* AIM OF THE TASK *
Repeat every record below exactly, but leave out any pictures.

* PROVIDED MATERIAL *
• • •
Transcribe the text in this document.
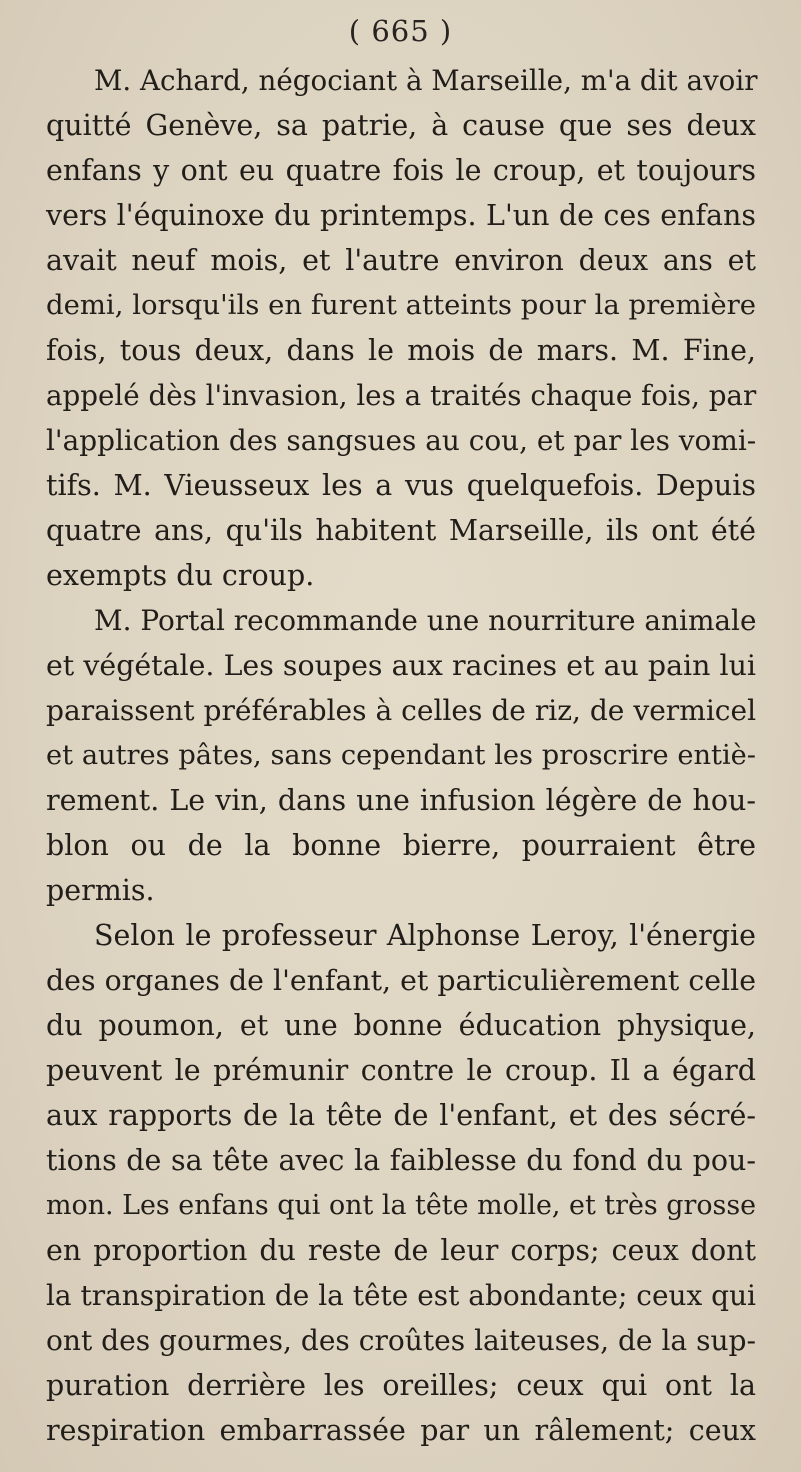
( 665 )
M. Achard, négociant à Marseille, m'a dit avoir
quitté Genève, sa patrie, à cause que ses deux
enfans y ont eu quatre fois le croup, et toujours
vers l'équinoxe du printemps. L'un de ces enfans
avait neuf mois, et l'autre environ deux ans et
demi, lorsqu'ils en furent atteints pour la première
fois, tous deux, dans le mois de mars. M. Fine,
appelé dès l'invasion, les a traités chaque fois, par
l'application des sangsues au cou, et par les vomi-
tifs. M. Vieusseux les a vus quelquefois. Depuis
quatre ans, qu'ils habitent Marseille, ils ont été
exempts du croup.
M. Portal recommande une nourriture animale
et végétale. Les soupes aux racines et au pain lui
paraissent préférables à celles de riz, de vermicel
et autres pâtes, sans cependant les proscrire entiè-
rement. Le vin, dans une infusion légère de hou-
blon ou de la bonne bierre, pourraient être
permis.
Selon le professeur Alphonse Leroy, l'énergie
des organes de l'enfant, et particulièrement celle
du poumon, et une bonne éducation physique,
peuvent le prémunir contre le croup. Il a égard
aux rapports de la tête de l'enfant, et des sécré-
tions de sa tête avec la faiblesse du fond du pou-
mon. Les enfans qui ont la tête molle, et très grosse
en proportion du reste de leur corps; ceux dont
la transpiration de la tête est abondante; ceux qui
ont des gourmes, des croûtes laiteuses, de la sup-
puration derrière les oreilles; ceux qui ont la
respiration embarrassée par un râlement; ceux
• • •
* ANSWER TO THE TASK *
Transcribe the text in this document.
( 665 )
M. Achard, négociant à Marseille, m'a dit avoir
quitté Genève, sa patrie, à cause que ses deux
enfans y ont eu quatre fois le croup, et toujours
vers l'équinoxe du printemps. L'un de ces enfans
avait neuf mois, et l'autre environ deux ans et
demi, lorsqu'ils en furent atteints pour la première
fois, tous deux, dans le mois de mars. M. Fine,
appelé dès l'invasion, les a traités chaque fois, par
l'application des sangsues au cou, et par les vomi-
tifs. M. Vieusseux les a vus quelquefois. Depuis
quatre ans, qu'ils habitent Marseille, ils ont été
exempts du croup.
M. Portal recommande une nourriture animale
et végétale. Les soupes aux racines et au pain lui
paraissent préférables à celles de riz, de vermicel
et autres pâtes, sans cependant les proscrire entiè-
rement. Le vin, dans une infusion légère de hou-
blon ou de la bonne bierre, pourraient être
permis.
Selon le professeur Alphonse Leroy, l'énergie
des organes de l'enfant, et particulièrement celle
du poumon, et une bonne éducation physique,
peuvent le prémunir contre le croup. Il a égard
aux rapports de la tête de l'enfant, et des sécré-
tions de sa tête avec la faiblesse du fond du pou-
mon. Les enfans qui ont la tête molle, et très grosse
en proportion du reste de leur corps; ceux dont
la transpiration de la tête est abondante; ceux qui
ont des gourmes, des croûtes laiteuses, de la sup-
puration derrière les oreilles; ceux qui ont la
respiration embarrassée par un râlement; ceux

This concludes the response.